-- START OF RECORDS PROVIDED --

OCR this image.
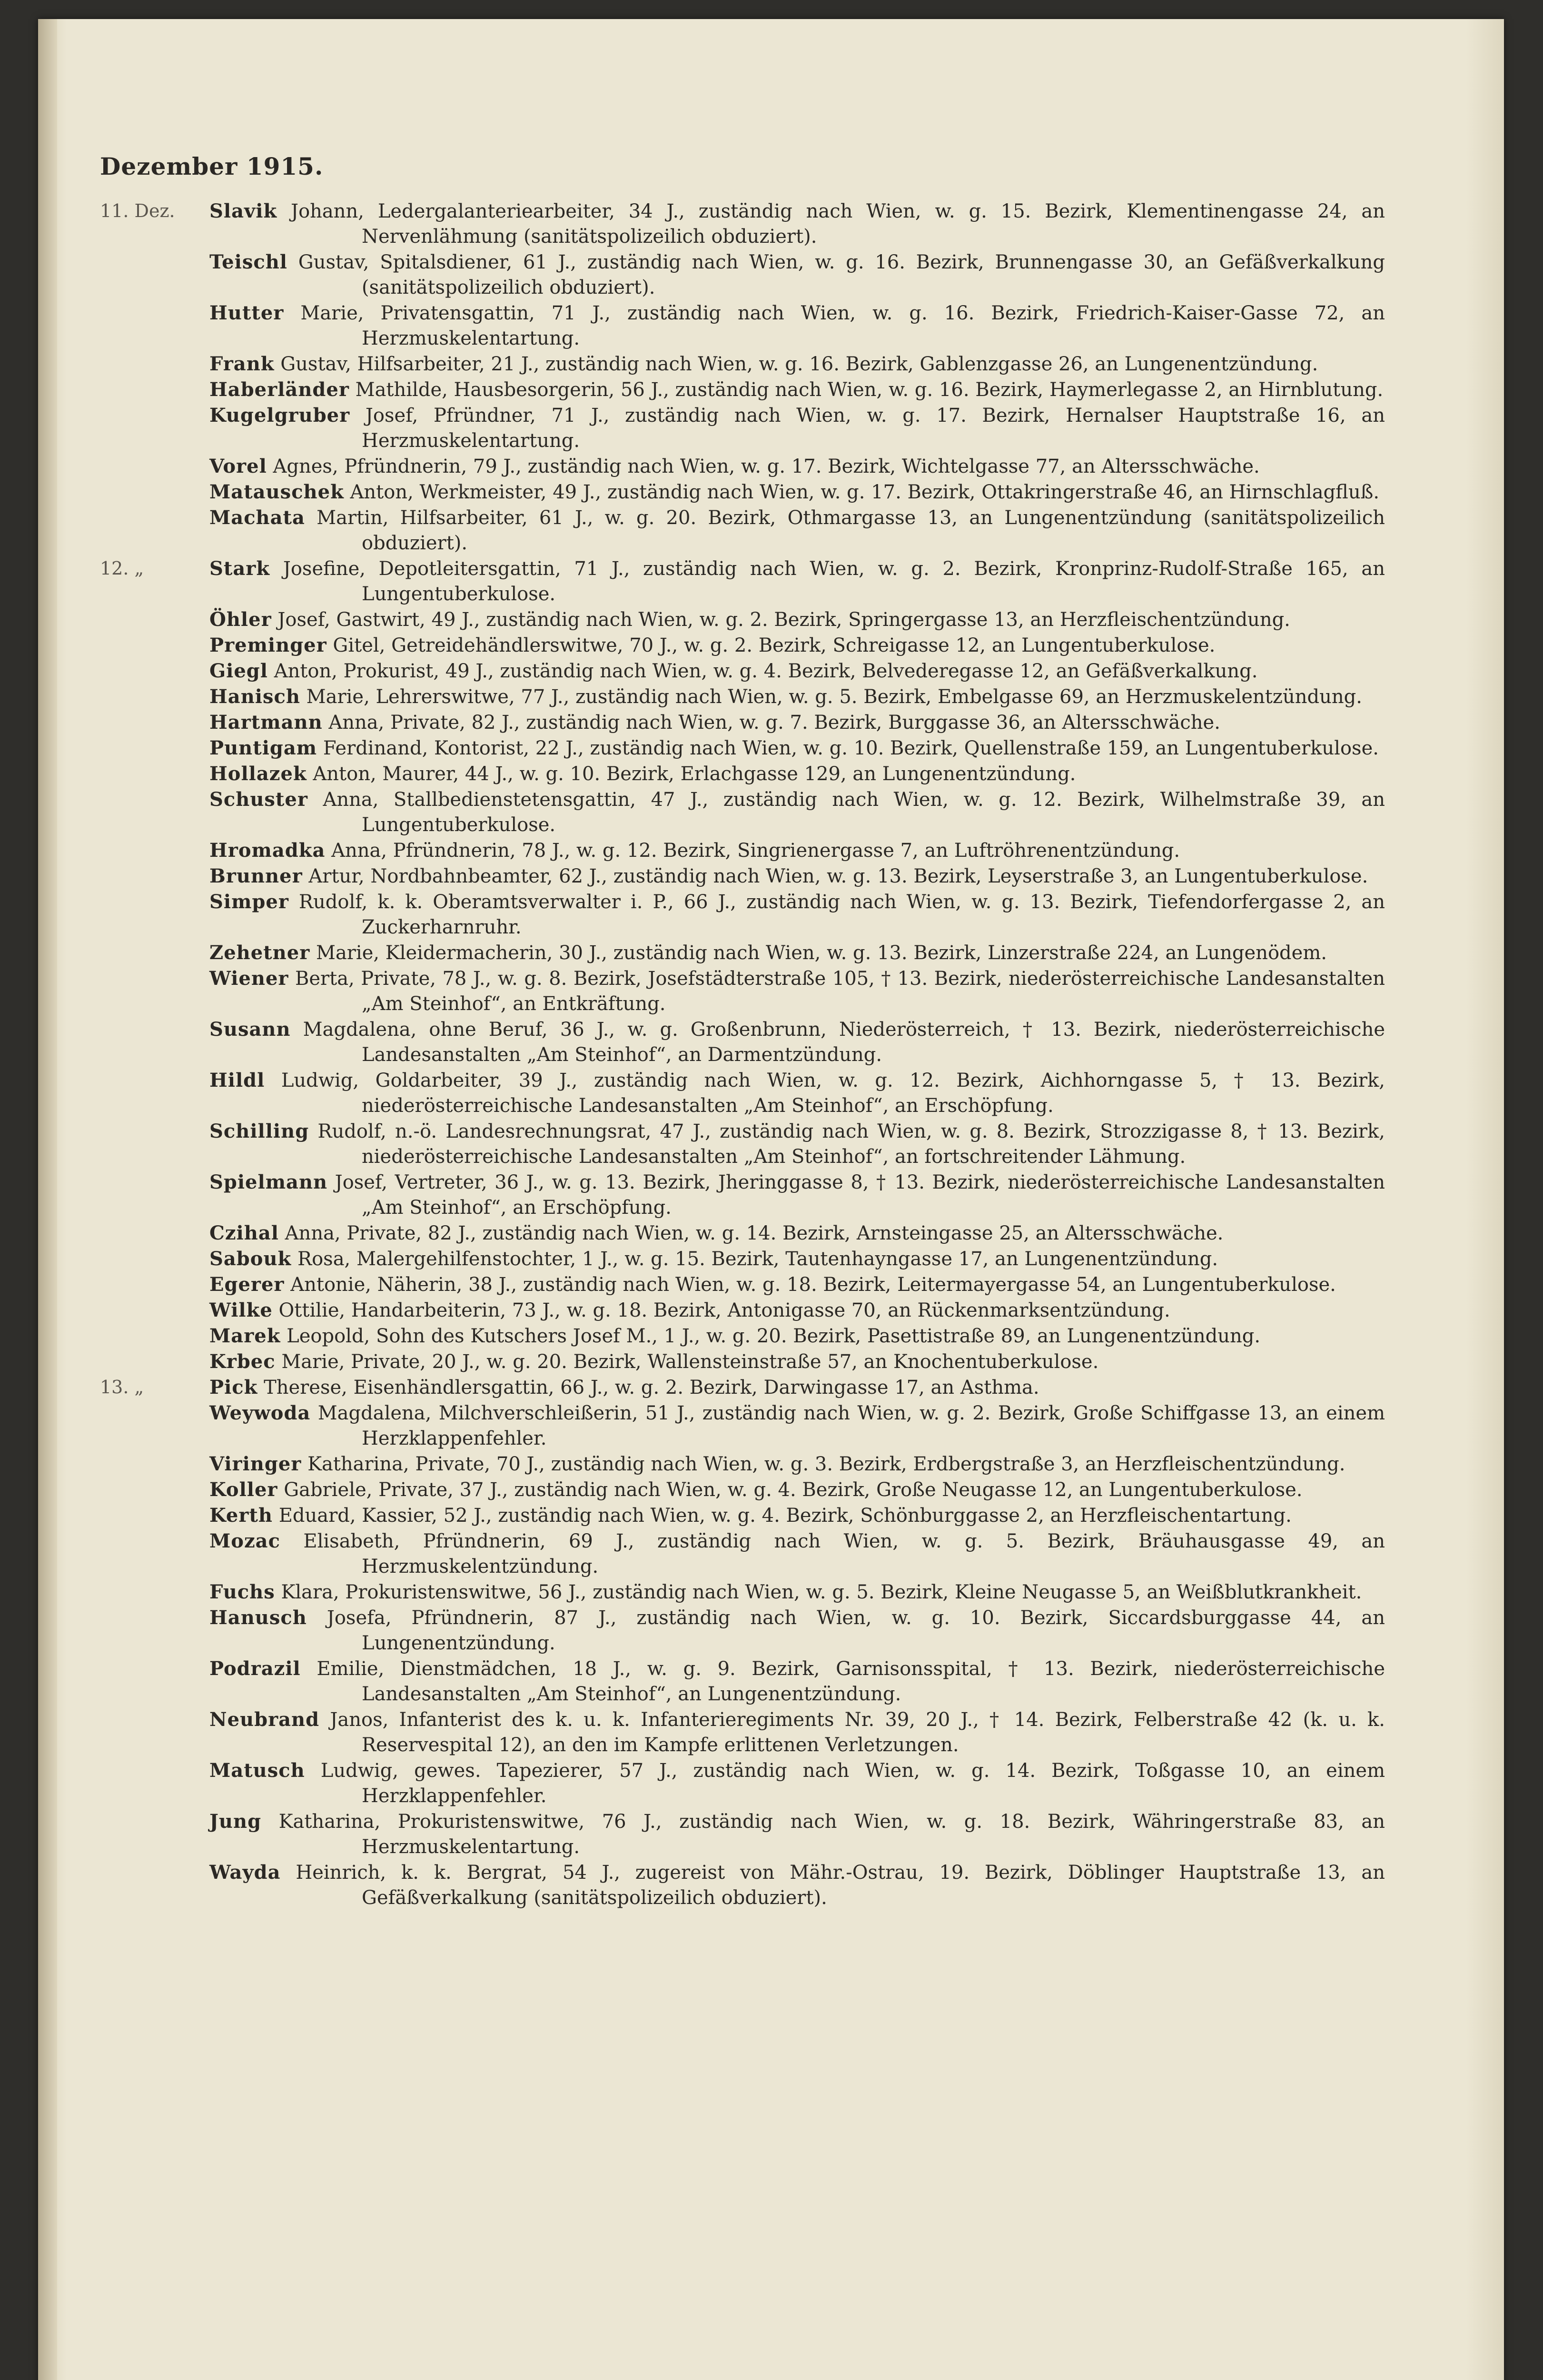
Dezember 1915.
11. Dez.	Slavik Johann, Ledergalanteriearbeiter, 34 J., zuständig nach Wien, w. g. 15. Bezirk, Klementinengasse 24, an Nervenlähmung (sanitätspolizeilich obduziert).
Teischl Gustav, Spitalsdiener, 61 J., zuständig nach Wien, w. g. 16. Bezirk, Brunnengasse 30, an Gefäßverkalkung (sanitätspolizeilich obduziert).
Hutter Marie, Privatensgattin, 71 J., zuständig nach Wien, w. g. 16. Bezirk, Friedrich-Kaiser-Gasse 72, an Herzmuskelentartung.
Frank Gustav, Hilfsarbeiter, 21 J., zuständig nach Wien, w. g. 16. Bezirk, Gablenzgasse 26, an Lungenentzündung.
Haberländer Mathilde, Hausbesorgerin, 56 J., zuständig nach Wien, w. g. 16. Bezirk, Haymerlegasse 2, an Hirnblutung.
Kugelgruber Josef, Pfründner, 71 J., zuständig nach Wien, w. g. 17. Bezirk, Hernalser Hauptstraße 16, an Herzmuskelentartung.
Vorel Agnes, Pfründnerin, 79 J., zuständig nach Wien, w. g. 17. Bezirk, Wichtelgasse 77, an Altersschwäche.
Matauschek Anton, Werkmeister, 49 J., zuständig nach Wien, w. g. 17. Bezirk, Ottakringerstraße 46, an Hirnschlagfluß.
Machata Martin, Hilfsarbeiter, 61 J., w. g. 20. Bezirk, Othmargasse 13, an Lungenentzündung (sanitätspolizeilich obduziert).
12. „	Stark Josefine, Depotleitersgattin, 71 J., zuständig nach Wien, w. g. 2. Bezirk, Kronprinz-Rudolf-Straße 165, an Lungentuberkulose.
Öhler Josef, Gastwirt, 49 J., zuständig nach Wien, w. g. 2. Bezirk, Springergasse 13, an Herzfleischentzündung.
Preminger Gitel, Getreidehändlerswitwe, 70 J., w. g. 2. Bezirk, Schreigasse 12, an Lungentuberkulose.
Giegl Anton, Prokurist, 49 J., zuständig nach Wien, w. g. 4. Bezirk, Belvederegasse 12, an Gefäßverkalkung.
Hanisch Marie, Lehrerswitwe, 77 J., zuständig nach Wien, w. g. 5. Bezirk, Embelgasse 69, an Herzmuskelentzündung.
Hartmann Anna, Private, 82 J., zuständig nach Wien, w. g. 7. Bezirk, Burggasse 36, an Altersschwäche.
Puntigam Ferdinand, Kontorist, 22 J., zuständig nach Wien, w. g. 10. Bezirk, Quellenstraße 159, an Lungentuberkulose.
Hollazek Anton, Maurer, 44 J., w. g. 10. Bezirk, Erlachgasse 129, an Lungenentzündung.
Schuster Anna, Stallbedienstetensgattin, 47 J., zuständig nach Wien, w. g. 12. Bezirk, Wilhelmstraße 39, an Lungentuberkulose.
Hromadka Anna, Pfründnerin, 78 J., w. g. 12. Bezirk, Singrienergasse 7, an Luftröhrenentzündung.
Brunner Artur, Nordbahnbeamter, 62 J., zuständig nach Wien, w. g. 13. Bezirk, Leyserstraße 3, an Lungentuberkulose.
Simper Rudolf, k. k. Oberamtsverwalter i. P., 66 J., zuständig nach Wien, w. g. 13. Bezirk, Tiefendorfergasse 2, an Zuckerharnruhr.
Zehetner Marie, Kleidermacherin, 30 J., zuständig nach Wien, w. g. 13. Bezirk, Linzerstraße 224, an Lungenödem.
Wiener Berta, Private, 78 J., w. g. 8. Bezirk, Josefstädterstraße 105, † 13. Bezirk, niederösterreichische Landesanstalten „Am Steinhof“, an Entkräftung.
Susann Magdalena, ohne Beruf, 36 J., w. g. Großenbrunn, Niederösterreich, † 13. Bezirk, niederösterreichische Landesanstalten „Am Steinhof“, an Darmentzündung.
Hildl Ludwig, Goldarbeiter, 39 J., zuständig nach Wien, w. g. 12. Bezirk, Aichhorngasse 5, † 13. Bezirk, niederösterreichische Landesanstalten „Am Steinhof“, an Erschöpfung.
Schilling Rudolf, n.-ö. Landesrechnungsrat, 47 J., zuständig nach Wien, w. g. 8. Bezirk, Strozzigasse 8, † 13. Bezirk, niederösterreichische Landesanstalten „Am Steinhof“, an fortschreitender Lähmung.
Spielmann Josef, Vertreter, 36 J., w. g. 13. Bezirk, Jheringgasse 8, † 13. Bezirk, niederösterreichische Landesanstalten „Am Steinhof“, an Erschöpfung.
Czihal Anna, Private, 82 J., zuständig nach Wien, w. g. 14. Bezirk, Arnsteingasse 25, an Altersschwäche.
Sabouk Rosa, Malergehilfenstochter, 1 J., w. g. 15. Bezirk, Tautenhayngasse 17, an Lungenentzündung.
Egerer Antonie, Näherin, 38 J., zuständig nach Wien, w. g. 18. Bezirk, Leitermayergasse 54, an Lungentuberkulose.
Wilke Ottilie, Handarbeiterin, 73 J., w. g. 18. Bezirk, Antonigasse 70, an Rückenmarksentzündung.
Marek Leopold, Sohn des Kutschers Josef M., 1 J., w. g. 20. Bezirk, Pasettistraße 89, an Lungenentzündung.
Krbec Marie, Private, 20 J., w. g. 20. Bezirk, Wallensteinstraße 57, an Knochentuberkulose.
13. „	Pick Therese, Eisenhändlersgattin, 66 J., w. g. 2. Bezirk, Darwingasse 17, an Asthma.
Weywoda Magdalena, Milchverschleißerin, 51 J., zuständig nach Wien, w. g. 2. Bezirk, Große Schiffgasse 13, an einem Herzklappenfehler.
Viringer Katharina, Private, 70 J., zuständig nach Wien, w. g. 3. Bezirk, Erdbergstraße 3, an Herzfleischentzündung.
Koller Gabriele, Private, 37 J., zuständig nach Wien, w. g. 4. Bezirk, Große Neugasse 12, an Lungentuberkulose.
Kerth Eduard, Kassier, 52 J., zuständig nach Wien, w. g. 4. Bezirk, Schönburggasse 2, an Herzfleischentartung.
Mozac Elisabeth, Pfründnerin, 69 J., zuständig nach Wien, w. g. 5. Bezirk, Bräuhausgasse 49, an Herzmuskelentzündung.
Fuchs Klara, Prokuristenswitwe, 56 J., zuständig nach Wien, w. g. 5. Bezirk, Kleine Neugasse 5, an Weißblutkrankheit.
Hanusch Josefa, Pfründnerin, 87 J., zuständig nach Wien, w. g. 10. Bezirk, Siccardsburggasse 44, an Lungenentzündung.
Podrazil Emilie, Dienstmädchen, 18 J., w. g. 9. Bezirk, Garnisonsspital, † 13. Bezirk, niederösterreichische Landesanstalten „Am Steinhof“, an Lungenentzündung.
Neubrand Janos, Infanterist des k. u. k. Infanterieregiments Nr. 39, 20 J., † 14. Bezirk, Felberstraße 42 (k. u. k. Reservespital 12), an den im Kampfe erlittenen Verletzungen.
Matusch Ludwig, gewes. Tapezierer, 57 J., zuständig nach Wien, w. g. 14. Bezirk, Toßgasse 10, an einem Herzklappenfehler.
Jung Katharina, Prokuristenswitwe, 76 J., zuständig nach Wien, w. g. 18. Bezirk, Währingerstraße 83, an Herzmuskelentartung.
Wayda Heinrich, k. k. Bergrat, 54 J., zugereist von Mähr.-Ostrau, 19. Bezirk, Döblinger Hauptstraße 13, an Gefäßverkalkung (sanitätspolizeilich obduziert).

-- END OF RECORDS PROVIDED --

• [INSTRUCTION] Copy out all of the material exactly as written, without its pictures.

• [SOLUTION TO THIS TASK]
OCR this image.
Dezember 1915.
11. Dez.	Slavik Johann, Ledergalanteriearbeiter, 34 J., zuständig nach Wien, w. g. 15. Bezirk, Klementinengasse 24, an Nervenlähmung (sanitätspolizeilich obduziert).
Teischl Gustav, Spitalsdiener, 61 J., zuständig nach Wien, w. g. 16. Bezirk, Brunnengasse 30, an Gefäßverkalkung (sanitätspolizeilich obduziert).
Hutter Marie, Privatensgattin, 71 J., zuständig nach Wien, w. g. 16. Bezirk, Friedrich-Kaiser-Gasse 72, an Herzmuskelentartung.
Frank Gustav, Hilfsarbeiter, 21 J., zuständig nach Wien, w. g. 16. Bezirk, Gablenzgasse 26, an Lungenentzündung.
Haberländer Mathilde, Hausbesorgerin, 56 J., zuständig nach Wien, w. g. 16. Bezirk, Haymerlegasse 2, an Hirnblutung.
Kugelgruber Josef, Pfründner, 71 J., zuständig nach Wien, w. g. 17. Bezirk, Hernalser Hauptstraße 16, an Herzmuskelentartung.
Vorel Agnes, Pfründnerin, 79 J., zuständig nach Wien, w. g. 17. Bezirk, Wichtelgasse 77, an Altersschwäche.
Matauschek Anton, Werkmeister, 49 J., zuständig nach Wien, w. g. 17. Bezirk, Ottakringerstraße 46, an Hirnschlagfluß.
Machata Martin, Hilfsarbeiter, 61 J., w. g. 20. Bezirk, Othmargasse 13, an Lungenentzündung (sanitätspolizeilich obduziert).
12. „	Stark Josefine, Depotleitersgattin, 71 J., zuständig nach Wien, w. g. 2. Bezirk, Kronprinz-Rudolf-Straße 165, an Lungentuberkulose.
Öhler Josef, Gastwirt, 49 J., zuständig nach Wien, w. g. 2. Bezirk, Springergasse 13, an Herzfleischentzündung.
Preminger Gitel, Getreidehändlerswitwe, 70 J., w. g. 2. Bezirk, Schreigasse 12, an Lungentuberkulose.
Giegl Anton, Prokurist, 49 J., zuständig nach Wien, w. g. 4. Bezirk, Belvederegasse 12, an Gefäßverkalkung.
Hanisch Marie, Lehrerswitwe, 77 J., zuständig nach Wien, w. g. 5. Bezirk, Embelgasse 69, an Herzmuskelentzündung.
Hartmann Anna, Private, 82 J., zuständig nach Wien, w. g. 7. Bezirk, Burggasse 36, an Altersschwäche.
Puntigam Ferdinand, Kontorist, 22 J., zuständig nach Wien, w. g. 10. Bezirk, Quellenstraße 159, an Lungentuberkulose.
Hollazek Anton, Maurer, 44 J., w. g. 10. Bezirk, Erlachgasse 129, an Lungenentzündung.
Schuster Anna, Stallbedienstetensgattin, 47 J., zuständig nach Wien, w. g. 12. Bezirk, Wilhelmstraße 39, an Lungentuberkulose.
Hromadka Anna, Pfründnerin, 78 J., w. g. 12. Bezirk, Singrienergasse 7, an Luftröhrenentzündung.
Brunner Artur, Nordbahnbeamter, 62 J., zuständig nach Wien, w. g. 13. Bezirk, Leyserstraße 3, an Lungentuberkulose.
Simper Rudolf, k. k. Oberamtsverwalter i. P., 66 J., zuständig nach Wien, w. g. 13. Bezirk, Tiefendorfergasse 2, an Zuckerharnruhr.
Zehetner Marie, Kleidermacherin, 30 J., zuständig nach Wien, w. g. 13. Bezirk, Linzerstraße 224, an Lungenödem.
Wiener Berta, Private, 78 J., w. g. 8. Bezirk, Josefstädterstraße 105, † 13. Bezirk, niederösterreichische Landesanstalten „Am Steinhof“, an Entkräftung.
Susann Magdalena, ohne Beruf, 36 J., w. g. Großenbrunn, Niederösterreich, † 13. Bezirk, niederösterreichische Landesanstalten „Am Steinhof“, an Darmentzündung.
Hildl Ludwig, Goldarbeiter, 39 J., zuständig nach Wien, w. g. 12. Bezirk, Aichhorngasse 5, † 13. Bezirk, niederösterreichische Landesanstalten „Am Steinhof“, an Erschöpfung.
Schilling Rudolf, n.-ö. Landesrechnungsrat, 47 J., zuständig nach Wien, w. g. 8. Bezirk, Strozzigasse 8, † 13. Bezirk, niederösterreichische Landesanstalten „Am Steinhof“, an fortschreitender Lähmung.
Spielmann Josef, Vertreter, 36 J., w. g. 13. Bezirk, Jheringgasse 8, † 13. Bezirk, niederösterreichische Landesanstalten „Am Steinhof“, an Erschöpfung.
Czihal Anna, Private, 82 J., zuständig nach Wien, w. g. 14. Bezirk, Arnsteingasse 25, an Altersschwäche.
Sabouk Rosa, Malergehilfenstochter, 1 J., w. g. 15. Bezirk, Tautenhayngasse 17, an Lungenentzündung.
Egerer Antonie, Näherin, 38 J., zuständig nach Wien, w. g. 18. Bezirk, Leitermayergasse 54, an Lungentuberkulose.
Wilke Ottilie, Handarbeiterin, 73 J., w. g. 18. Bezirk, Antonigasse 70, an Rückenmarksentzündung.
Marek Leopold, Sohn des Kutschers Josef M., 1 J., w. g. 20. Bezirk, Pasettistraße 89, an Lungenentzündung.
Krbec Marie, Private, 20 J., w. g. 20. Bezirk, Wallensteinstraße 57, an Knochentuberkulose.
13. „	Pick Therese, Eisenhändlersgattin, 66 J., w. g. 2. Bezirk, Darwingasse 17, an Asthma.
Weywoda Magdalena, Milchverschleißerin, 51 J., zuständig nach Wien, w. g. 2. Bezirk, Große Schiffgasse 13, an einem Herzklappenfehler.
Viringer Katharina, Private, 70 J., zuständig nach Wien, w. g. 3. Bezirk, Erdbergstraße 3, an Herzfleischentzündung.
Koller Gabriele, Private, 37 J., zuständig nach Wien, w. g. 4. Bezirk, Große Neugasse 12, an Lungentuberkulose.
Kerth Eduard, Kassier, 52 J., zuständig nach Wien, w. g. 4. Bezirk, Schönburggasse 2, an Herzfleischentartung.
Mozac Elisabeth, Pfründnerin, 69 J., zuständig nach Wien, w. g. 5. Bezirk, Bräuhausgasse 49, an Herzmuskelentzündung.
Fuchs Klara, Prokuristenswitwe, 56 J., zuständig nach Wien, w. g. 5. Bezirk, Kleine Neugasse 5, an Weißblutkrankheit.
Hanusch Josefa, Pfründnerin, 87 J., zuständig nach Wien, w. g. 10. Bezirk, Siccardsburggasse 44, an Lungenentzündung.
Podrazil Emilie, Dienstmädchen, 18 J., w. g. 9. Bezirk, Garnisonsspital, † 13. Bezirk, niederösterreichische Landesanstalten „Am Steinhof“, an Lungenentzündung.
Neubrand Janos, Infanterist des k. u. k. Infanterieregiments Nr. 39, 20 J., † 14. Bezirk, Felberstraße 42 (k. u. k. Reservespital 12), an den im Kampfe erlittenen Verletzungen.
Matusch Ludwig, gewes. Tapezierer, 57 J., zuständig nach Wien, w. g. 14. Bezirk, Toßgasse 10, an einem Herzklappenfehler.
Jung Katharina, Prokuristenswitwe, 76 J., zuständig nach Wien, w. g. 18. Bezirk, Währingerstraße 83, an Herzmuskelentartung.
Wayda Heinrich, k. k. Bergrat, 54 J., zugereist von Mähr.-Ostrau, 19. Bezirk, Döblinger Hauptstraße 13, an Gefäßverkalkung (sanitätspolizeilich obduziert).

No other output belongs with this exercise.